»»

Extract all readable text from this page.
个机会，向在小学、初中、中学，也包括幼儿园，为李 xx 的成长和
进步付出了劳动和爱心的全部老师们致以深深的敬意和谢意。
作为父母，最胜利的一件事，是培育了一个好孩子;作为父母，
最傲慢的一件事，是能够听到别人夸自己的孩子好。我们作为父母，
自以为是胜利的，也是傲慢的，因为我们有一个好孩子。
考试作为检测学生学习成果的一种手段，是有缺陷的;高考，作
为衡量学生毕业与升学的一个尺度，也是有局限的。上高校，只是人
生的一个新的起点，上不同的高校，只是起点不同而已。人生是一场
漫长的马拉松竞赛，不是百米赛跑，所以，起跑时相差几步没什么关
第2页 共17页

««
»»

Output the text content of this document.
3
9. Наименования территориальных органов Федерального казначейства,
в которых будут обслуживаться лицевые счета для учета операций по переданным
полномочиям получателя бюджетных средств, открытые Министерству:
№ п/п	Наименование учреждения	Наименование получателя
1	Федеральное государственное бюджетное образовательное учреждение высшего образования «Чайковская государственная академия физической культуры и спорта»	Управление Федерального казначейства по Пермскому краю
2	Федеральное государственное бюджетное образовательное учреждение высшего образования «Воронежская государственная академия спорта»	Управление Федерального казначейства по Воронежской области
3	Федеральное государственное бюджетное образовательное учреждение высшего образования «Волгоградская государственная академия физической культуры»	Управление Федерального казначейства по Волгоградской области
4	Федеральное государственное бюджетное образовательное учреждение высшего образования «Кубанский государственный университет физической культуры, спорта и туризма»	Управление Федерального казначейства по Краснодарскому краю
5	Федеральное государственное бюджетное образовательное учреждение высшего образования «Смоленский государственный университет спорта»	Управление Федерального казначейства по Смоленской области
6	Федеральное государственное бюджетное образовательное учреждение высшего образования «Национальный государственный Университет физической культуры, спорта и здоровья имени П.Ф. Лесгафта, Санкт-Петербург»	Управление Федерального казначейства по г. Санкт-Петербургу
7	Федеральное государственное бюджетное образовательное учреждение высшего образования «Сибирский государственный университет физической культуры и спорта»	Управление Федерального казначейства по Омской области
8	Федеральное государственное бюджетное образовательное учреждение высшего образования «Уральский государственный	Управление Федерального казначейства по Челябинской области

««

Pull out every line containing "краю".

■ **Task response**
1	Федеральное государственное бюджетное образовательное учреждение высшего образования «Чайковская государственная академия физической культуры и спорта»	Управление Федерального казначейства по Пермскому краю
4	Федеральное государственное бюджетное образовательное учреждение высшего образования «Кубанский государственный университет физической культуры, спорта и туризма»	Управление Федерального казначейства по Краснодарскому краю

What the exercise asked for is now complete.